◆ **Directions for this task**
From the data that follows, report how many lines hold the string "circle", giving only the number.

Data entries
+++++
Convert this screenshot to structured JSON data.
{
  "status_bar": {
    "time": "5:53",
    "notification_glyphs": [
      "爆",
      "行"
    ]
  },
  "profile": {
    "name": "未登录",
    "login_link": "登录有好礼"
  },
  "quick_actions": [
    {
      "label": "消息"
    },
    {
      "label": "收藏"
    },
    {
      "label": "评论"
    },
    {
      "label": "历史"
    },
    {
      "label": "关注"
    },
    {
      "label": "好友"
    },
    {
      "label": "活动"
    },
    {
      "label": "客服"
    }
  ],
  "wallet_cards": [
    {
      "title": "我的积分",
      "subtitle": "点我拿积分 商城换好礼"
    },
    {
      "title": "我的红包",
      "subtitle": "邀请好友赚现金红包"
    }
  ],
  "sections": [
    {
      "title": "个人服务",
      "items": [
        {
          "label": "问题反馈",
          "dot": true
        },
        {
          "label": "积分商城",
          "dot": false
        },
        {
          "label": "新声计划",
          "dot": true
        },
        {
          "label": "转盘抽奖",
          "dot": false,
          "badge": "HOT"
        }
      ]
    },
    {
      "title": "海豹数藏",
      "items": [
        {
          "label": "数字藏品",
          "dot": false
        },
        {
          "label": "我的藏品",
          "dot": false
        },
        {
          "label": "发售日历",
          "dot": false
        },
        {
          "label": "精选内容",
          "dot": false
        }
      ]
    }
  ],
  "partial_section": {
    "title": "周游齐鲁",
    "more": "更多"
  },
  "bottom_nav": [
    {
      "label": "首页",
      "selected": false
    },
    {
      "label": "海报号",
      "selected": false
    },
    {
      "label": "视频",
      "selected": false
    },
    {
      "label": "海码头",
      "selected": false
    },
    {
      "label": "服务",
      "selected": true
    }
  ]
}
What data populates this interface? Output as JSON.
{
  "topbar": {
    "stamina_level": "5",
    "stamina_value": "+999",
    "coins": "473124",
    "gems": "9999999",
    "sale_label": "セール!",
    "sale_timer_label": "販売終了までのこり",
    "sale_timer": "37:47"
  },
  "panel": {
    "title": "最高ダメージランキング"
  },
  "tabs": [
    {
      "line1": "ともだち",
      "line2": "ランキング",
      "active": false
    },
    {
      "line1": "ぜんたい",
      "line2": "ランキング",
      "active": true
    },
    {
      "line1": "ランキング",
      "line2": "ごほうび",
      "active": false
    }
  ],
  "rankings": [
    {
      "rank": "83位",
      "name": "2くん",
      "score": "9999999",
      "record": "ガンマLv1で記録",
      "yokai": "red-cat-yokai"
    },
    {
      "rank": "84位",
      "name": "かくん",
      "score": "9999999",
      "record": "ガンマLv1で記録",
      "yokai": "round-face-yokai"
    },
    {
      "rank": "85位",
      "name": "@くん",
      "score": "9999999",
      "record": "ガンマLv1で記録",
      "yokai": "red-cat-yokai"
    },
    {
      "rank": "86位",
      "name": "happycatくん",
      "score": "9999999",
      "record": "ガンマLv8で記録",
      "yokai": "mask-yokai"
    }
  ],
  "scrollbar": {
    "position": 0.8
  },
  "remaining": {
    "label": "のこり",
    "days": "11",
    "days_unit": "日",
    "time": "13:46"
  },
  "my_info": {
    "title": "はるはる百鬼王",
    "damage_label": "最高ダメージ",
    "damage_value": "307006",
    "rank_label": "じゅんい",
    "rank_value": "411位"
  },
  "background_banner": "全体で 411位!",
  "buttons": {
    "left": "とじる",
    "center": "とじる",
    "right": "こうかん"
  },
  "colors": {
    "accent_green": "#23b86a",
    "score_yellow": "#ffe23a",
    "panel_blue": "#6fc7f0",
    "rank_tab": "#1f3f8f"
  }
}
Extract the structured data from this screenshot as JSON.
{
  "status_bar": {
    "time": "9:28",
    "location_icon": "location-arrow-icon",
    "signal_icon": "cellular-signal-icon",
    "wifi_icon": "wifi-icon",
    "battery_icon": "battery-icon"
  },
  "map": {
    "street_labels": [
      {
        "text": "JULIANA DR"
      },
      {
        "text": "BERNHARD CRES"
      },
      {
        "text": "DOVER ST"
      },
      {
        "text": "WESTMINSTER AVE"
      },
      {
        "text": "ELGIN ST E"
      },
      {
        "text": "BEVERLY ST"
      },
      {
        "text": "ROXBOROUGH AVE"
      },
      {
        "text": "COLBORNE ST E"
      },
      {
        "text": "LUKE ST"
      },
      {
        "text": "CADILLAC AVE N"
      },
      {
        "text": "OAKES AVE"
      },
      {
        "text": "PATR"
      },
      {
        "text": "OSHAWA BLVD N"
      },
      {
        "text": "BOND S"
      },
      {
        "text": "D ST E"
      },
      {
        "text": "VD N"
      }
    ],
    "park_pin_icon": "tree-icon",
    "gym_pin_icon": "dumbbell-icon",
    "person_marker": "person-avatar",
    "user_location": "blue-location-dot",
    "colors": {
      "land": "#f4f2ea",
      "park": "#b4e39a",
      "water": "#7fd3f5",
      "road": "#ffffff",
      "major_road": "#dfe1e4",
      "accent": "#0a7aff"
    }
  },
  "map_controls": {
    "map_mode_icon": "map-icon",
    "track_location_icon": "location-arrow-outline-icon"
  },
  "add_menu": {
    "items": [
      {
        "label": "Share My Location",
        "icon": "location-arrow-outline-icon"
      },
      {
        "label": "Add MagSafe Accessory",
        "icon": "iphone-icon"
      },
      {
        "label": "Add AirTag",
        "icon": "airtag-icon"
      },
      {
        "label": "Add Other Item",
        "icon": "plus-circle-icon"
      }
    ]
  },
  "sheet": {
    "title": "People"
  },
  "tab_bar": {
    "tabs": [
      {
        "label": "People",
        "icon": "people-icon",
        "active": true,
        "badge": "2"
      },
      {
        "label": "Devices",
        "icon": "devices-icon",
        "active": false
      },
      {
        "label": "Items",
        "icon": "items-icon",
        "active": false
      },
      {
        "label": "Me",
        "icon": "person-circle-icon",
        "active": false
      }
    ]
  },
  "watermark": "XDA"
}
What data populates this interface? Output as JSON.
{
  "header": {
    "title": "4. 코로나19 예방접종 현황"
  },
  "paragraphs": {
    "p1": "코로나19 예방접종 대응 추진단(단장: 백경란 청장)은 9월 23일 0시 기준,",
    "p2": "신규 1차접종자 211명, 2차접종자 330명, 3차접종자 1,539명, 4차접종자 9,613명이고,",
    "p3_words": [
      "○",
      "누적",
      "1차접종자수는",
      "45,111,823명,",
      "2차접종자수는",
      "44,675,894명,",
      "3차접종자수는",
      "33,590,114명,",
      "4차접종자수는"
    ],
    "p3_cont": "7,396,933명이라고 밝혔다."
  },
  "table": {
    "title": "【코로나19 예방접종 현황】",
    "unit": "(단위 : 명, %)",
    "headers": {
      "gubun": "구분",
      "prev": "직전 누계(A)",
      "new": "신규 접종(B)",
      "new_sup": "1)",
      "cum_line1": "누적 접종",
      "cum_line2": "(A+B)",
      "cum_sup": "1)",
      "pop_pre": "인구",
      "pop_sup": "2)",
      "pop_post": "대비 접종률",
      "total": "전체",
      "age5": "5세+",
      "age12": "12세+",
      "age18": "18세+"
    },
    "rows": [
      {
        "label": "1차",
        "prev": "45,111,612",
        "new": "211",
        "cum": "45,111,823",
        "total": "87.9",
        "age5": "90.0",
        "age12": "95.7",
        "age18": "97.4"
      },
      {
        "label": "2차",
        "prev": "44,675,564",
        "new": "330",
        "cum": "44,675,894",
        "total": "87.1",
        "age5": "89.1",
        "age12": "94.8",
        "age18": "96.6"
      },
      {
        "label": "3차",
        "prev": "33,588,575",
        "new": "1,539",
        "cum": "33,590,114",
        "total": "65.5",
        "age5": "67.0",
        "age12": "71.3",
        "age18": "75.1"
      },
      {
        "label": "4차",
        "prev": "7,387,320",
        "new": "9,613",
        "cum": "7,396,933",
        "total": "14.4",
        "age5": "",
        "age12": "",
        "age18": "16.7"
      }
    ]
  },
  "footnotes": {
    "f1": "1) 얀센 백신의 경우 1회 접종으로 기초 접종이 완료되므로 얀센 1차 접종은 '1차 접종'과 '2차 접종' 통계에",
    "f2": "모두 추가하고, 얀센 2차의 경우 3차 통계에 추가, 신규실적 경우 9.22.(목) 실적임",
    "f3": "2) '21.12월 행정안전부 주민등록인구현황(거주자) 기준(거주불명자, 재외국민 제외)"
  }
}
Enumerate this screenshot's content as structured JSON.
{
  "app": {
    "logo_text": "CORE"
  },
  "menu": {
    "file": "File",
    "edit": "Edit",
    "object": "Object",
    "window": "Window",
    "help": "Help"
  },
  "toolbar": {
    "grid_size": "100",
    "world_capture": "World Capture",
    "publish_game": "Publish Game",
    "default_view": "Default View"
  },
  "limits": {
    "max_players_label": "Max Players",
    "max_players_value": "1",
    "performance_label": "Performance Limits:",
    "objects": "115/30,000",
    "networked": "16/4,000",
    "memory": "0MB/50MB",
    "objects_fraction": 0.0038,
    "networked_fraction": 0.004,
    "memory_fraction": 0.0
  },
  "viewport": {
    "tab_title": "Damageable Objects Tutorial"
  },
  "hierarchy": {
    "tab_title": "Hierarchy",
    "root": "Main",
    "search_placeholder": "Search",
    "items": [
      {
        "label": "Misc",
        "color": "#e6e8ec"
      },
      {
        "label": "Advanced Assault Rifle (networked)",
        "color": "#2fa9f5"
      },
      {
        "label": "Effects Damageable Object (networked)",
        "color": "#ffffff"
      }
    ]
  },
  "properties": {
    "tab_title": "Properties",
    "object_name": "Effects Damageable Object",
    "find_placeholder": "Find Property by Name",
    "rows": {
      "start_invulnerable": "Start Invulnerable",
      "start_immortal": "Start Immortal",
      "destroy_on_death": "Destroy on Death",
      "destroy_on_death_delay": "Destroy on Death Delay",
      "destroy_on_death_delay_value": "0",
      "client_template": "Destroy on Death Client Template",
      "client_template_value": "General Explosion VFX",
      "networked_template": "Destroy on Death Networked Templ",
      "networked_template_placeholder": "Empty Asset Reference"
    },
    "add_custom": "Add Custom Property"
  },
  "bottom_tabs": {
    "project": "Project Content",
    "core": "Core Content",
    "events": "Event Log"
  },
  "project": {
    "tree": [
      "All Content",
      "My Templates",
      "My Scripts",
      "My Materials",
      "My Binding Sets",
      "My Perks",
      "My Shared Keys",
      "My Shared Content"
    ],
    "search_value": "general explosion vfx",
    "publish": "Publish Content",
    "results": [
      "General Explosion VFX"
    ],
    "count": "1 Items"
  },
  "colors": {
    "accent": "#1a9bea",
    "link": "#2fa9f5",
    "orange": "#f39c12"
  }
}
+++++
◆ **Solution to this exercise**
2